TASK BRIEF: Print the data exactly, leaving nothing out.
-------
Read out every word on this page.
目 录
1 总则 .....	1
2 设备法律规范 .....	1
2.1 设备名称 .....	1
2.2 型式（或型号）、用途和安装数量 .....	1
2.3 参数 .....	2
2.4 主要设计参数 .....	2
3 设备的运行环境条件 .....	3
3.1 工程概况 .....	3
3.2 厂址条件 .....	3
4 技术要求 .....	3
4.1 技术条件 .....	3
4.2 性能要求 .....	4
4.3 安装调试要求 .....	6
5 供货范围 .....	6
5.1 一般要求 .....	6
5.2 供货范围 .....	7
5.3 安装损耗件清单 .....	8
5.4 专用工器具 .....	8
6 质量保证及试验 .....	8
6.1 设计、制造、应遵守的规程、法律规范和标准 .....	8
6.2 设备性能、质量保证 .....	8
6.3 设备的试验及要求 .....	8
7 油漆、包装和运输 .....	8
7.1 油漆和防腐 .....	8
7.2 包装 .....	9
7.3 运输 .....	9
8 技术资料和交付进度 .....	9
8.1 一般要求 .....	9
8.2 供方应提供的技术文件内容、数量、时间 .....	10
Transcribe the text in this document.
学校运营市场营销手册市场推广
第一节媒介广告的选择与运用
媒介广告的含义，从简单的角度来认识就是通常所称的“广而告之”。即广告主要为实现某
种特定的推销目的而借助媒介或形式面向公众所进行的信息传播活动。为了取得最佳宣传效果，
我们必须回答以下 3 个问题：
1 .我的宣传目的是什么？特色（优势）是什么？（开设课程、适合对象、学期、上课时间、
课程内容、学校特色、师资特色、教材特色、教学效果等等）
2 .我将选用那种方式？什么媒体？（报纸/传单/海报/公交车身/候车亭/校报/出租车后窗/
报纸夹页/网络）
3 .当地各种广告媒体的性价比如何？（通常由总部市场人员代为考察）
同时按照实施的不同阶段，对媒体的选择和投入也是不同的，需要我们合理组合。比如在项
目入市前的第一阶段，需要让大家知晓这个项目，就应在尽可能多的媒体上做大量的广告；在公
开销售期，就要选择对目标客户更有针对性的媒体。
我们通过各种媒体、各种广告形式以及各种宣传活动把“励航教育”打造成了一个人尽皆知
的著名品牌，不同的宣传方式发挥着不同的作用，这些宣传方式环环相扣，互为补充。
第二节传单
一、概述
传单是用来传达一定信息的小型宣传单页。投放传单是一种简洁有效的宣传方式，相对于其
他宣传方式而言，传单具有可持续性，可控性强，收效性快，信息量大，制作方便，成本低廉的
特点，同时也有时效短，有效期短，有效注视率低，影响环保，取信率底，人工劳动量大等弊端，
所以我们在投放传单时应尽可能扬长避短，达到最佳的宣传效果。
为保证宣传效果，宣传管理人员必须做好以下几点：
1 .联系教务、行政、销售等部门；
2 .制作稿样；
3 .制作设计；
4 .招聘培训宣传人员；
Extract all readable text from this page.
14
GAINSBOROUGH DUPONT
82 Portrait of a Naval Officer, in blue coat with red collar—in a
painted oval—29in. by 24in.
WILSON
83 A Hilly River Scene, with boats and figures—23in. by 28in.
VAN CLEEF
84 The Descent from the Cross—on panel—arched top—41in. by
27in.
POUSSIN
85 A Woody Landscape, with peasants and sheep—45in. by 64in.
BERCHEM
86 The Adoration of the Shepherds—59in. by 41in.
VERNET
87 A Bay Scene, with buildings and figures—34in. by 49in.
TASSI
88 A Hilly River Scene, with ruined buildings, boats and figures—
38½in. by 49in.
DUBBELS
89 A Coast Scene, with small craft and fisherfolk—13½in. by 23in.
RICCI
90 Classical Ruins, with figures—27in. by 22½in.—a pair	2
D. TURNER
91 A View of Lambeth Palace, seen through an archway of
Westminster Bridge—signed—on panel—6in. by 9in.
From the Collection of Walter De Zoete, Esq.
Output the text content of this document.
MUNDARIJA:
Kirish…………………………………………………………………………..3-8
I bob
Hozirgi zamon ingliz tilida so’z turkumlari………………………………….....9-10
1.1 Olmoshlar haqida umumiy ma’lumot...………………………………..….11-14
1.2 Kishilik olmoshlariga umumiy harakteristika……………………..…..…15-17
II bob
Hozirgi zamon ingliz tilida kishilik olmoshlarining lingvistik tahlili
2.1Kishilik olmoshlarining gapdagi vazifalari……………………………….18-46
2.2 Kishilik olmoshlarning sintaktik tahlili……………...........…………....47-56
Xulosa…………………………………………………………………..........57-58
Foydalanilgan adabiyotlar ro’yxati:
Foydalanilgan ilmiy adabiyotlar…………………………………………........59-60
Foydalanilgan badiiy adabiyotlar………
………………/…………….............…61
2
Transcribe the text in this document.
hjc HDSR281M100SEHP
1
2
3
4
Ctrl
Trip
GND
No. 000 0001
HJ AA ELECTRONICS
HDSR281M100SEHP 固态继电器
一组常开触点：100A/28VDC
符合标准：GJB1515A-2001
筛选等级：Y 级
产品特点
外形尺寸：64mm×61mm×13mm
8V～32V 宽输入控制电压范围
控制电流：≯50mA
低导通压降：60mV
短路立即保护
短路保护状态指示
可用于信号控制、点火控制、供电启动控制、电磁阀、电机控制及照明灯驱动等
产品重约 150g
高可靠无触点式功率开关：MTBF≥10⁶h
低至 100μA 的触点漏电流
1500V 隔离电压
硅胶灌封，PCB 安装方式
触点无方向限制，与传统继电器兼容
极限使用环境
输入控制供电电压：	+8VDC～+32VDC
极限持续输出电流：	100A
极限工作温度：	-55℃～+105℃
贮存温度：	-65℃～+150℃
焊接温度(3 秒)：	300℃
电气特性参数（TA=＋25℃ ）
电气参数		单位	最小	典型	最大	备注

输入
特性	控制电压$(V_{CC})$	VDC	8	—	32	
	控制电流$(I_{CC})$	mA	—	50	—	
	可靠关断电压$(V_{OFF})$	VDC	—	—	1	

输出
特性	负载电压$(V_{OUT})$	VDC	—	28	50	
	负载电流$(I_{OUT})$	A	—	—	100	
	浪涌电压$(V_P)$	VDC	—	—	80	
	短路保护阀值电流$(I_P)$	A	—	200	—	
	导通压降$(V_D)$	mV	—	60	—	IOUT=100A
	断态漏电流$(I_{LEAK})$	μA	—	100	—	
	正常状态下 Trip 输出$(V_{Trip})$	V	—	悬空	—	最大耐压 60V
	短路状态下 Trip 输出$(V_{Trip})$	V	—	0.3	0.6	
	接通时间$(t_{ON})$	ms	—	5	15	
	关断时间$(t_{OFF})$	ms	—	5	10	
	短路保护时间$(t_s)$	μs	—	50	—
-------
EXERCISE SOLUTION:
Read out every word on this page.
目 录
1 总则 .....	1
2 设备法律规范 .....	1
2.1 设备名称 .....	1
2.2 型式（或型号）、用途和安装数量 .....	1
2.3 参数 .....	2
2.4 主要设计参数 .....	2
3 设备的运行环境条件 .....	3
3.1 工程概况 .....	3
3.2 厂址条件 .....	3
4 技术要求 .....	3
4.1 技术条件 .....	3
4.2 性能要求 .....	4
4.3 安装调试要求 .....	6
5 供货范围 .....	6
5.1 一般要求 .....	6
5.2 供货范围 .....	7
5.3 安装损耗件清单 .....	8
5.4 专用工器具 .....	8
6 质量保证及试验 .....	8
6.1 设计、制造、应遵守的规程、法律规范和标准 .....	8
6.2 设备性能、质量保证 .....	8
6.3 设备的试验及要求 .....	8
7 油漆、包装和运输 .....	8
7.1 油漆和防腐 .....	8
7.2 包装 .....	9
7.3 运输 .....	9
8 技术资料和交付进度 .....	9
8.1 一般要求 .....	9
8.2 供方应提供的技术文件内容、数量、时间 .....	10
Transcribe the text in this document.
学校运营市场营销手册市场推广
第一节媒介广告的选择与运用
媒介广告的含义，从简单的角度来认识就是通常所称的“广而告之”。即广告主要为实现某
种特定的推销目的而借助媒介或形式面向公众所进行的信息传播活动。为了取得最佳宣传效果，
我们必须回答以下 3 个问题：
1 .我的宣传目的是什么？特色（优势）是什么？（开设课程、适合对象、学期、上课时间、
课程内容、学校特色、师资特色、教材特色、教学效果等等）
2 .我将选用那种方式？什么媒体？（报纸/传单/海报/公交车身/候车亭/校报/出租车后窗/
报纸夹页/网络）
3 .当地各种广告媒体的性价比如何？（通常由总部市场人员代为考察）
同时按照实施的不同阶段，对媒体的选择和投入也是不同的，需要我们合理组合。比如在项
目入市前的第一阶段，需要让大家知晓这个项目，就应在尽可能多的媒体上做大量的广告；在公
开销售期，就要选择对目标客户更有针对性的媒体。
我们通过各种媒体、各种广告形式以及各种宣传活动把“励航教育”打造成了一个人尽皆知
的著名品牌，不同的宣传方式发挥着不同的作用，这些宣传方式环环相扣，互为补充。
第二节传单
一、概述
传单是用来传达一定信息的小型宣传单页。投放传单是一种简洁有效的宣传方式，相对于其
他宣传方式而言，传单具有可持续性，可控性强，收效性快，信息量大，制作方便，成本低廉的
特点，同时也有时效短，有效期短，有效注视率低，影响环保，取信率底，人工劳动量大等弊端，
所以我们在投放传单时应尽可能扬长避短，达到最佳的宣传效果。
为保证宣传效果，宣传管理人员必须做好以下几点：
1 .联系教务、行政、销售等部门；
2 .制作稿样；
3 .制作设计；
4 .招聘培训宣传人员；
Extract all readable text from this page.
14
GAINSBOROUGH DUPONT
82 Portrait of a Naval Officer, in blue coat with red collar—in a
painted oval—29in. by 24in.
WILSON
83 A Hilly River Scene, with boats and figures—23in. by 28in.
VAN CLEEF
84 The Descent from the Cross—on panel—arched top—41in. by
27in.
POUSSIN
85 A Woody Landscape, with peasants and sheep—45in. by 64in.
BERCHEM
86 The Adoration of the Shepherds—59in. by 41in.
VERNET
87 A Bay Scene, with buildings and figures—34in. by 49in.
TASSI
88 A Hilly River Scene, with ruined buildings, boats and figures—
38½in. by 49in.
DUBBELS
89 A Coast Scene, with small craft and fisherfolk—13½in. by 23in.
RICCI
90 Classical Ruins, with figures—27in. by 22½in.—a pair	2
D. TURNER
91 A View of Lambeth Palace, seen through an archway of
Westminster Bridge—signed—on panel—6in. by 9in.
From the Collection of Walter De Zoete, Esq.
Output the text content of this document.
MUNDARIJA:
Kirish…………………………………………………………………………..3-8
I bob
Hozirgi zamon ingliz tilida so’z turkumlari………………………………….....9-10
1.1 Olmoshlar haqida umumiy ma’lumot...………………………………..….11-14
1.2 Kishilik olmoshlariga umumiy harakteristika……………………..…..…15-17
II bob
Hozirgi zamon ingliz tilida kishilik olmoshlarining lingvistik tahlili
2.1Kishilik olmoshlarining gapdagi vazifalari……………………………….18-46
2.2 Kishilik olmoshlarning sintaktik tahlili……………...........…………....47-56
Xulosa…………………………………………………………………..........57-58
Foydalanilgan adabiyotlar ro’yxati:
Foydalanilgan ilmiy adabiyotlar…………………………………………........59-60
Foydalanilgan badiiy adabiyotlar………
………………/…………….............…61
2
Transcribe the text in this document.
hjc HDSR281M100SEHP
1
2
3
4
Ctrl
Trip
GND
No. 000 0001
HJ AA ELECTRONICS
HDSR281M100SEHP 固态继电器
一组常开触点：100A/28VDC
符合标准：GJB1515A-2001
筛选等级：Y 级
产品特点
外形尺寸：64mm×61mm×13mm
8V～32V 宽输入控制电压范围
控制电流：≯50mA
低导通压降：60mV
短路立即保护
短路保护状态指示
可用于信号控制、点火控制、供电启动控制、电磁阀、电机控制及照明灯驱动等
产品重约 150g
高可靠无触点式功率开关：MTBF≥10⁶h
低至 100μA 的触点漏电流
1500V 隔离电压
硅胶灌封，PCB 安装方式
触点无方向限制，与传统继电器兼容
极限使用环境
输入控制供电电压：	+8VDC～+32VDC
极限持续输出电流：	100A
极限工作温度：	-55℃～+105℃
贮存温度：	-65℃～+150℃
焊接温度(3 秒)：	300℃
电气特性参数（TA=＋25℃ ）
电气参数		单位	最小	典型	最大	备注

输入
特性	控制电压$(V_{CC})$	VDC	8	—	32	
	控制电流$(I_{CC})$	mA	—	50	—	
	可靠关断电压$(V_{OFF})$	VDC	—	—	1	

输出
特性	负载电压$(V_{OUT})$	VDC	—	28	50	
	负载电流$(I_{OUT})$	A	—	—	100	
	浪涌电压$(V_P)$	VDC	—	—	80	
	短路保护阀值电流$(I_P)$	A	—	200	—	
	导通压降$(V_D)$	mV	—	60	—	IOUT=100A
	断态漏电流$(I_{LEAK})$	μA	—	100	—	
	正常状态下 Trip 输出$(V_{Trip})$	V	—	悬空	—	最大耐压 60V
	短路状态下 Trip 输出$(V_{Trip})$	V	—	0.3	0.6	
	接通时间$(t_{ON})$	ms	—	5	15	
	关断时间$(t_{OFF})$	ms	—	5	10	
	短路保护时间$(t_s)$	μs	—	50	—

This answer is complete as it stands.